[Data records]
──────────
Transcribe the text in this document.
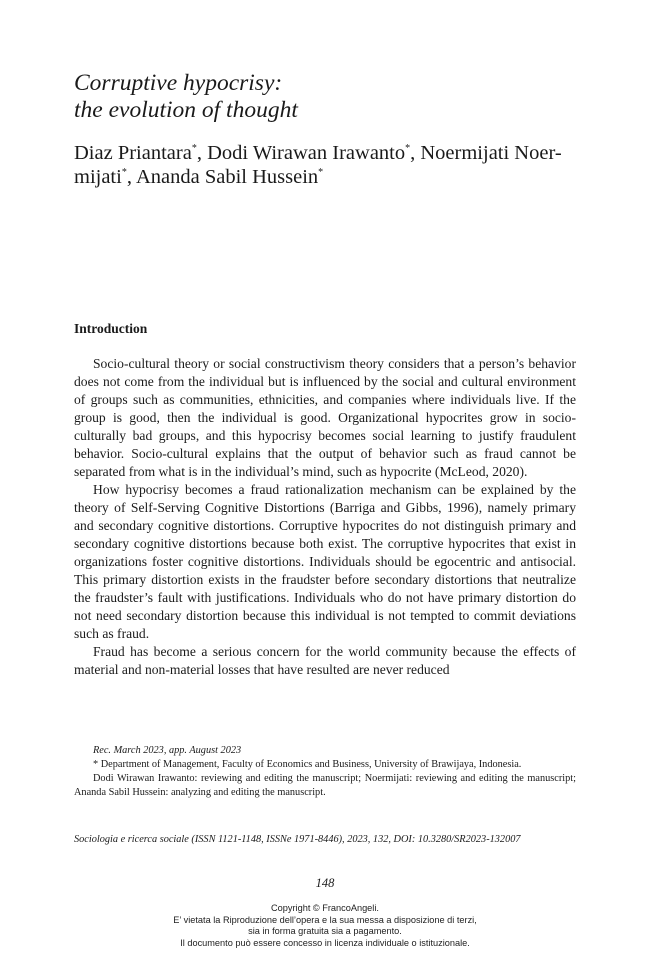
Corruptive hypocrisy:
the evolution of thought

Diaz Priantara*, Dodi Wirawan Irawanto*, Noermijati Noer-
mijati*, Ananda Sabil Hussein*

Introduction

Socio-cultural theory or social constructivism theory considers that a person’s behavior does not come from the individual but is influenced by the social and cultural environment of groups such as communities, ethnicities, and companies where individuals live. If the group is good, then the individual is good. Organizational hypocrites grow in socio-culturally bad groups, and this hypocrisy becomes social learning to justify fraudulent behavior. Socio-cultural explains that the output of behavior such as fraud cannot be separated from what is in the individual’s mind, such as hypocrite (McLeod, 2020).

How hypocrisy becomes a fraud rationalization mechanism can be explained by the theory of Self-Serving Cognitive Distortions (Barriga and Gibbs, 1996), namely primary and secondary cognitive distortions. Corruptive hypocrites do not distinguish primary and secondary cognitive distortions because both exist. The corruptive hypocrites that exist in organizations foster cognitive distortions. Individuals should be egocentric and antisocial. This primary distortion exists in the fraudster before secondary distortions that neutralize the fraudster’s fault with justifications. Individuals who do not have primary distortion do not need secondary distortion because this individual is not tempted to commit deviations such as fraud.

Fraud has become a serious concern for the world community because the effects of material and non-material losses that have resulted are never reduced

Rec. March 2023, app. August 2023

* Department of Management, Faculty of Economics and Business, University of Brawijaya, Indonesia.

Dodi Wirawan Irawanto: reviewing and editing the manuscript; Noermijati: reviewing and editing the manuscript; Ananda Sabil Hussein: analyzing and editing the manuscript.

Sociologia e ricerca sociale (ISSN 1121-1148, ISSNe 1971-8446), 2023, 132, DOI: 10.3280/SR2023-132007

148

Copyright © FrancoAngeli.
E’ vietata la Riproduzione dell’opera e la sua messa a disposizione di terzi,
sia in forma gratuita sia a pagamento.
Il documento può essere concesso in licenza individuale o istituzionale.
──────────
# [Exercise description]
Copy the material above in full and exactly, skipping pictures.

# [Answer in full]
Transcribe the text in this document.
Corruptive hypocrisy:
the evolution of thought

Diaz Priantara*, Dodi Wirawan Irawanto*, Noermijati Noer-
mijati*, Ananda Sabil Hussein*

Introduction

Socio-cultural theory or social constructivism theory considers that a person’s behavior does not come from the individual but is influenced by the social and cultural environment of groups such as communities, ethnicities, and companies where individuals live. If the group is good, then the individual is good. Organizational hypocrites grow in socio-culturally bad groups, and this hypocrisy becomes social learning to justify fraudulent behavior. Socio-cultural explains that the output of behavior such as fraud cannot be separated from what is in the individual’s mind, such as hypocrite (McLeod, 2020).

How hypocrisy becomes a fraud rationalization mechanism can be explained by the theory of Self-Serving Cognitive Distortions (Barriga and Gibbs, 1996), namely primary and secondary cognitive distortions. Corruptive hypocrites do not distinguish primary and secondary cognitive distortions because both exist. The corruptive hypocrites that exist in organizations foster cognitive distortions. Individuals should be egocentric and antisocial. This primary distortion exists in the fraudster before secondary distortions that neutralize the fraudster’s fault with justifications. Individuals who do not have primary distortion do not need secondary distortion because this individual is not tempted to commit deviations such as fraud.

Fraud has become a serious concern for the world community because the effects of material and non-material losses that have resulted are never reduced

Rec. March 2023, app. August 2023

* Department of Management, Faculty of Economics and Business, University of Brawijaya, Indonesia.

Dodi Wirawan Irawanto: reviewing and editing the manuscript; Noermijati: reviewing and editing the manuscript; Ananda Sabil Hussein: analyzing and editing the manuscript.

Sociologia e ricerca sociale (ISSN 1121-1148, ISSNe 1971-8446), 2023, 132, DOI: 10.3280/SR2023-132007

148

Copyright © FrancoAngeli.
E’ vietata la Riproduzione dell’opera e la sua messa a disposizione di terzi,
sia in forma gratuita sia a pagamento.
Il documento può essere concesso in licenza individuale o istituzionale.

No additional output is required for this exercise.